* Start *
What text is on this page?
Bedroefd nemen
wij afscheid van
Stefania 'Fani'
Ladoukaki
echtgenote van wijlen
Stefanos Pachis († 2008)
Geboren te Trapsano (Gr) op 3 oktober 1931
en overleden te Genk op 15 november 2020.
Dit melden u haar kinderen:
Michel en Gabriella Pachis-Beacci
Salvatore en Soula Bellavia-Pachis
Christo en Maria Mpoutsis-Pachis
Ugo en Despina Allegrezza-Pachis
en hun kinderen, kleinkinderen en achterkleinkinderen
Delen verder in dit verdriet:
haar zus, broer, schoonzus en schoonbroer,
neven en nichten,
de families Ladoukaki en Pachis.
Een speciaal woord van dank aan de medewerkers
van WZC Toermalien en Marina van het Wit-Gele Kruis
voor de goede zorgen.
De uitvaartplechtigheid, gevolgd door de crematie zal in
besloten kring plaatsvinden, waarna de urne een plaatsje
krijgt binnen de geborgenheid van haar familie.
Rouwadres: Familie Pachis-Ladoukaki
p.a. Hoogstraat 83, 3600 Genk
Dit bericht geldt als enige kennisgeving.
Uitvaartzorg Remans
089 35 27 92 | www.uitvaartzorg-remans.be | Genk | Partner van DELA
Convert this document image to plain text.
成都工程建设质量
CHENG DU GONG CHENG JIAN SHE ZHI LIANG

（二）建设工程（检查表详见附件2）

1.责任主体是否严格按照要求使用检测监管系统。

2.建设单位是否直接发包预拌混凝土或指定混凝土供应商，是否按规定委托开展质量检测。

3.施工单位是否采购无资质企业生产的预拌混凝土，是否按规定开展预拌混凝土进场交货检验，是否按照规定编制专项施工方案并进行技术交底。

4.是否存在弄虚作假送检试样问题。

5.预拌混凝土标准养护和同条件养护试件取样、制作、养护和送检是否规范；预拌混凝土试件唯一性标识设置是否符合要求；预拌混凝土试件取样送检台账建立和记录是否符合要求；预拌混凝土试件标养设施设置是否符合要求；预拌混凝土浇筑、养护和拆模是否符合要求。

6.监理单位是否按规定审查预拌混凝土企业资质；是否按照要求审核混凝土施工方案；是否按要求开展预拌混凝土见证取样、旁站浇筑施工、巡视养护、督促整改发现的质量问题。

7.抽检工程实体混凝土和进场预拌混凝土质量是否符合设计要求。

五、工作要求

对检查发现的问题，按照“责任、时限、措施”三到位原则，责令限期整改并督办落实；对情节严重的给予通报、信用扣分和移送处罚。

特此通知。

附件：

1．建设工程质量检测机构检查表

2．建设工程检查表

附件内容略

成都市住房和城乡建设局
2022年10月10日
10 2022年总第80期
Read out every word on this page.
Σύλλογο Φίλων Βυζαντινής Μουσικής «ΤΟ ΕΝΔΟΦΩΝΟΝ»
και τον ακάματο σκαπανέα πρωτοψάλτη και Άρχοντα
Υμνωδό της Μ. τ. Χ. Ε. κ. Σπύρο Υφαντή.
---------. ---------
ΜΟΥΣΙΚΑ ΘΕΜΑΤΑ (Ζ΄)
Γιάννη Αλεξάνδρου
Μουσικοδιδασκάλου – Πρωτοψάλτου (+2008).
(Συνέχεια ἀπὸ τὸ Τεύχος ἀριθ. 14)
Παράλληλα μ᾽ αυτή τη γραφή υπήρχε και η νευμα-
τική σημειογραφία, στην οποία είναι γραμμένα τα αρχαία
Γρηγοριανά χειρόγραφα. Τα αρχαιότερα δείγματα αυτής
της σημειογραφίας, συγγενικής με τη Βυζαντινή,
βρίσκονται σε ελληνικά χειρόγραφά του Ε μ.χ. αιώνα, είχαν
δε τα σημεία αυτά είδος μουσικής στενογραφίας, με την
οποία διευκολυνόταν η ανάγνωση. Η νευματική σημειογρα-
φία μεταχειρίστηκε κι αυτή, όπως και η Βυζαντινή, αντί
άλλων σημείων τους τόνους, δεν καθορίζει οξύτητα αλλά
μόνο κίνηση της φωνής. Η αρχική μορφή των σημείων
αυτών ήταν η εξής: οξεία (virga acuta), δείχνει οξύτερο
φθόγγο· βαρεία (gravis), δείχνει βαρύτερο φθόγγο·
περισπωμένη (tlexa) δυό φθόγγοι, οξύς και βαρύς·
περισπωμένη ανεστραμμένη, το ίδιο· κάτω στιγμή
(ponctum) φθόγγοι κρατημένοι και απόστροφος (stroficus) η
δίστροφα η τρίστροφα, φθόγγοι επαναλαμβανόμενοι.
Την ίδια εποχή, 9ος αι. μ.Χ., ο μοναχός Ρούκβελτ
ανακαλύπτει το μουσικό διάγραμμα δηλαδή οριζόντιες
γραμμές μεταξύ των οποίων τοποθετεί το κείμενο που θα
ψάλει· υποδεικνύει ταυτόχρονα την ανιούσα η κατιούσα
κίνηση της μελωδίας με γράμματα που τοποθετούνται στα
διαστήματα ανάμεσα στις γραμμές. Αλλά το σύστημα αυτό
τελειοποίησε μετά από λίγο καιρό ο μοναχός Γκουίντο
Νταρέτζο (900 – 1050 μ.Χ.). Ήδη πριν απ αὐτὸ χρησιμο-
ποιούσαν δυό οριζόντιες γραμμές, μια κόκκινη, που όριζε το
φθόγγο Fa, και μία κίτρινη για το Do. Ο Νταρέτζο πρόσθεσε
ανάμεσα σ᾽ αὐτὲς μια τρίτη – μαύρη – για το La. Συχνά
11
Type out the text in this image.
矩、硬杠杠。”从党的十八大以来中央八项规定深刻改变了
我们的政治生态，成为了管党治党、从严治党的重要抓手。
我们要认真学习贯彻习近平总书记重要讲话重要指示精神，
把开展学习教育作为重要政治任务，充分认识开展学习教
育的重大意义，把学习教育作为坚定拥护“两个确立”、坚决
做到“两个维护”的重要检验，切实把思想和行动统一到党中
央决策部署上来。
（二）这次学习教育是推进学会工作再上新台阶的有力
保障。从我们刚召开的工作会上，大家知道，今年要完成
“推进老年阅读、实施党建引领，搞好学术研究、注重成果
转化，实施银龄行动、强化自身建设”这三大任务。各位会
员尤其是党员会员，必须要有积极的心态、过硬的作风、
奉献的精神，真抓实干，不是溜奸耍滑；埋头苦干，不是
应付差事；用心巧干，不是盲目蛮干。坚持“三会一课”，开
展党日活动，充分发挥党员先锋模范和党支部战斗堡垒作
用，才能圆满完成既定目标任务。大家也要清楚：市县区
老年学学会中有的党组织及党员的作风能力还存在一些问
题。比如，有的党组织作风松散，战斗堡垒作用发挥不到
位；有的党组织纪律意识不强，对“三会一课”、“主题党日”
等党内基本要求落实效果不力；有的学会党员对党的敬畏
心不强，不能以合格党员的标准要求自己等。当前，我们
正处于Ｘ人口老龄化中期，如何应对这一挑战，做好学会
* End *
From the data above, extract every line in its exact form.

§ **RESPONSE**:
What text is on this page?
Bedroefd nemen
wij afscheid van
Stefania 'Fani'
Ladoukaki
echtgenote van wijlen
Stefanos Pachis († 2008)
Geboren te Trapsano (Gr) op 3 oktober 1931
en overleden te Genk op 15 november 2020.
Dit melden u haar kinderen:
Michel en Gabriella Pachis-Beacci
Salvatore en Soula Bellavia-Pachis
Christo en Maria Mpoutsis-Pachis
Ugo en Despina Allegrezza-Pachis
en hun kinderen, kleinkinderen en achterkleinkinderen
Delen verder in dit verdriet:
haar zus, broer, schoonzus en schoonbroer,
neven en nichten,
de families Ladoukaki en Pachis.
Een speciaal woord van dank aan de medewerkers
van WZC Toermalien en Marina van het Wit-Gele Kruis
voor de goede zorgen.
De uitvaartplechtigheid, gevolgd door de crematie zal in
besloten kring plaatsvinden, waarna de urne een plaatsje
krijgt binnen de geborgenheid van haar familie.
Rouwadres: Familie Pachis-Ladoukaki
p.a. Hoogstraat 83, 3600 Genk
Dit bericht geldt als enige kennisgeving.
Uitvaartzorg Remans
089 35 27 92 | www.uitvaartzorg-remans.be | Genk | Partner van DELA
Convert this document image to plain text.
成都工程建设质量
CHENG DU GONG CHENG JIAN SHE ZHI LIANG

（二）建设工程（检查表详见附件2）

1.责任主体是否严格按照要求使用检测监管系统。

2.建设单位是否直接发包预拌混凝土或指定混凝土供应商，是否按规定委托开展质量检测。

3.施工单位是否采购无资质企业生产的预拌混凝土，是否按规定开展预拌混凝土进场交货检验，是否按照规定编制专项施工方案并进行技术交底。

4.是否存在弄虚作假送检试样问题。

5.预拌混凝土标准养护和同条件养护试件取样、制作、养护和送检是否规范；预拌混凝土试件唯一性标识设置是否符合要求；预拌混凝土试件取样送检台账建立和记录是否符合要求；预拌混凝土试件标养设施设置是否符合要求；预拌混凝土浇筑、养护和拆模是否符合要求。

6.监理单位是否按规定审查预拌混凝土企业资质；是否按照要求审核混凝土施工方案；是否按要求开展预拌混凝土见证取样、旁站浇筑施工、巡视养护、督促整改发现的质量问题。

7.抽检工程实体混凝土和进场预拌混凝土质量是否符合设计要求。

五、工作要求

对检查发现的问题，按照“责任、时限、措施”三到位原则，责令限期整改并督办落实；对情节严重的给予通报、信用扣分和移送处罚。

特此通知。

附件：

1．建设工程质量检测机构检查表

2．建设工程检查表

附件内容略

成都市住房和城乡建设局
2022年10月10日
10 2022年总第80期
Read out every word on this page.
Σύλλογο Φίλων Βυζαντινής Μουσικής «ΤΟ ΕΝΔΟΦΩΝΟΝ»
και τον ακάματο σκαπανέα πρωτοψάλτη και Άρχοντα
Υμνωδό της Μ. τ. Χ. Ε. κ. Σπύρο Υφαντή.
---------. ---------
ΜΟΥΣΙΚΑ ΘΕΜΑΤΑ (Ζ΄)
Γιάννη Αλεξάνδρου
Μουσικοδιδασκάλου – Πρωτοψάλτου (+2008).
(Συνέχεια ἀπὸ τὸ Τεύχος ἀριθ. 14)
Παράλληλα μ᾽ αυτή τη γραφή υπήρχε και η νευμα-
τική σημειογραφία, στην οποία είναι γραμμένα τα αρχαία
Γρηγοριανά χειρόγραφα. Τα αρχαιότερα δείγματα αυτής
της σημειογραφίας, συγγενικής με τη Βυζαντινή,
βρίσκονται σε ελληνικά χειρόγραφά του Ε μ.χ. αιώνα, είχαν
δε τα σημεία αυτά είδος μουσικής στενογραφίας, με την
οποία διευκολυνόταν η ανάγνωση. Η νευματική σημειογρα-
φία μεταχειρίστηκε κι αυτή, όπως και η Βυζαντινή, αντί
άλλων σημείων τους τόνους, δεν καθορίζει οξύτητα αλλά
μόνο κίνηση της φωνής. Η αρχική μορφή των σημείων
αυτών ήταν η εξής: οξεία (virga acuta), δείχνει οξύτερο
φθόγγο· βαρεία (gravis), δείχνει βαρύτερο φθόγγο·
περισπωμένη (tlexa) δυό φθόγγοι, οξύς και βαρύς·
περισπωμένη ανεστραμμένη, το ίδιο· κάτω στιγμή
(ponctum) φθόγγοι κρατημένοι και απόστροφος (stroficus) η
δίστροφα η τρίστροφα, φθόγγοι επαναλαμβανόμενοι.
Την ίδια εποχή, 9ος αι. μ.Χ., ο μοναχός Ρούκβελτ
ανακαλύπτει το μουσικό διάγραμμα δηλαδή οριζόντιες
γραμμές μεταξύ των οποίων τοποθετεί το κείμενο που θα
ψάλει· υποδεικνύει ταυτόχρονα την ανιούσα η κατιούσα
κίνηση της μελωδίας με γράμματα που τοποθετούνται στα
διαστήματα ανάμεσα στις γραμμές. Αλλά το σύστημα αυτό
τελειοποίησε μετά από λίγο καιρό ο μοναχός Γκουίντο
Νταρέτζο (900 – 1050 μ.Χ.). Ήδη πριν απ αὐτὸ χρησιμο-
ποιούσαν δυό οριζόντιες γραμμές, μια κόκκινη, που όριζε το
φθόγγο Fa, και μία κίτρινη για το Do. Ο Νταρέτζο πρόσθεσε
ανάμεσα σ᾽ αὐτὲς μια τρίτη – μαύρη – για το La. Συχνά
11
Type out the text in this image.
矩、硬杠杠。”从党的十八大以来中央八项规定深刻改变了
我们的政治生态，成为了管党治党、从严治党的重要抓手。
我们要认真学习贯彻习近平总书记重要讲话重要指示精神，
把开展学习教育作为重要政治任务，充分认识开展学习教
育的重大意义，把学习教育作为坚定拥护“两个确立”、坚决
做到“两个维护”的重要检验，切实把思想和行动统一到党中
央决策部署上来。
（二）这次学习教育是推进学会工作再上新台阶的有力
保障。从我们刚召开的工作会上，大家知道，今年要完成
“推进老年阅读、实施党建引领，搞好学术研究、注重成果
转化，实施银龄行动、强化自身建设”这三大任务。各位会
员尤其是党员会员，必须要有积极的心态、过硬的作风、
奉献的精神，真抓实干，不是溜奸耍滑；埋头苦干，不是
应付差事；用心巧干，不是盲目蛮干。坚持“三会一课”，开
展党日活动，充分发挥党员先锋模范和党支部战斗堡垒作
用，才能圆满完成既定目标任务。大家也要清楚：市县区
老年学学会中有的党组织及党员的作风能力还存在一些问
题。比如，有的党组织作风松散，战斗堡垒作用发挥不到
位；有的党组织纪律意识不强，对“三会一课”、“主题党日”
等党内基本要求落实效果不力；有的学会党员对党的敬畏
心不强，不能以合格党员的标准要求自己等。当前，我们
正处于Ｘ人口老龄化中期，如何应对这一挑战，做好学会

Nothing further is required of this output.